• Task goal:
Say how many lines contain the string "Bilag". Give no other output.

• Data excerpts:

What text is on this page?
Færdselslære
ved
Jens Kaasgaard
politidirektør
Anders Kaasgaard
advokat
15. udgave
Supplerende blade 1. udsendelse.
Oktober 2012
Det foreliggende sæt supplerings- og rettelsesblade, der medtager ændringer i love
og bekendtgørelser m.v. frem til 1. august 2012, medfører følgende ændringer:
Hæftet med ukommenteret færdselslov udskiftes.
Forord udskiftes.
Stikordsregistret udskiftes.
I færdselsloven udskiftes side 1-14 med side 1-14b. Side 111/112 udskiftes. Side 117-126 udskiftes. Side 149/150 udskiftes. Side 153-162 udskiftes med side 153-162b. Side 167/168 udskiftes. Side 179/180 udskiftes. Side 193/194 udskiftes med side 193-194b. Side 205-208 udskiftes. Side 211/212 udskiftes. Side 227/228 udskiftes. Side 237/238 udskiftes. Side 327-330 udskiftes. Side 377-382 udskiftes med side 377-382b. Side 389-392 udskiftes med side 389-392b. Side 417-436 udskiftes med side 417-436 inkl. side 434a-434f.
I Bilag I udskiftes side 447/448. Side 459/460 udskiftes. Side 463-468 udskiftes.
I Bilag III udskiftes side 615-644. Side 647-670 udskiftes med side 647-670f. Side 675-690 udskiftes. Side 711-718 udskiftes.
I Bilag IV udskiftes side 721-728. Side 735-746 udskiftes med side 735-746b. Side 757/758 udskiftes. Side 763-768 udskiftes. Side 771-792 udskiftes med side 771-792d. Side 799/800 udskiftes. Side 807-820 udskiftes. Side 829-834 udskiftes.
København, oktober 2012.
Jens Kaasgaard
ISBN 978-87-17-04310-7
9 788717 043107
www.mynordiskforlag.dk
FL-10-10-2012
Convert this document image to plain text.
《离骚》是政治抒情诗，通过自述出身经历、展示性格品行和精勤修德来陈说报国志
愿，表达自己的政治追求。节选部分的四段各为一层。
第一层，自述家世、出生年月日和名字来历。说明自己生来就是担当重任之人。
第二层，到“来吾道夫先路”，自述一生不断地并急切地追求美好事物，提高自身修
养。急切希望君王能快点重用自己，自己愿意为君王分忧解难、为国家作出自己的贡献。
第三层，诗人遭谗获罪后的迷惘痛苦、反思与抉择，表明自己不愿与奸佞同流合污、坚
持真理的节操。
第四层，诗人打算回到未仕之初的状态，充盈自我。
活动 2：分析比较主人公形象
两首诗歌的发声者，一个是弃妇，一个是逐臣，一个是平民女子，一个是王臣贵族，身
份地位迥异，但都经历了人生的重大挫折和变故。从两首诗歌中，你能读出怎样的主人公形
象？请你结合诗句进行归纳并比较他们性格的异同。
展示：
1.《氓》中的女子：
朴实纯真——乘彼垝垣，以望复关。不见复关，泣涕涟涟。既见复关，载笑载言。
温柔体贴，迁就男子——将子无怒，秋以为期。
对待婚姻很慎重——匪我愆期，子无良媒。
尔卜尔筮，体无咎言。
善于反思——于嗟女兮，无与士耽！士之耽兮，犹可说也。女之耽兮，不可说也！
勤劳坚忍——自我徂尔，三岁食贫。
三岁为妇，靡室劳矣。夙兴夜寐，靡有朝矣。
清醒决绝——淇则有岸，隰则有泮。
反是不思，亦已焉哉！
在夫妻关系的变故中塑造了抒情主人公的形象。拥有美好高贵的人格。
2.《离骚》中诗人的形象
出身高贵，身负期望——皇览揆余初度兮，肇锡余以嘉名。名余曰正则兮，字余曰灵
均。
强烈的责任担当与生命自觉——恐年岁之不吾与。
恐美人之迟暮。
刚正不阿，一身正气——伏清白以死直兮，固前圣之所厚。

• Output below:
3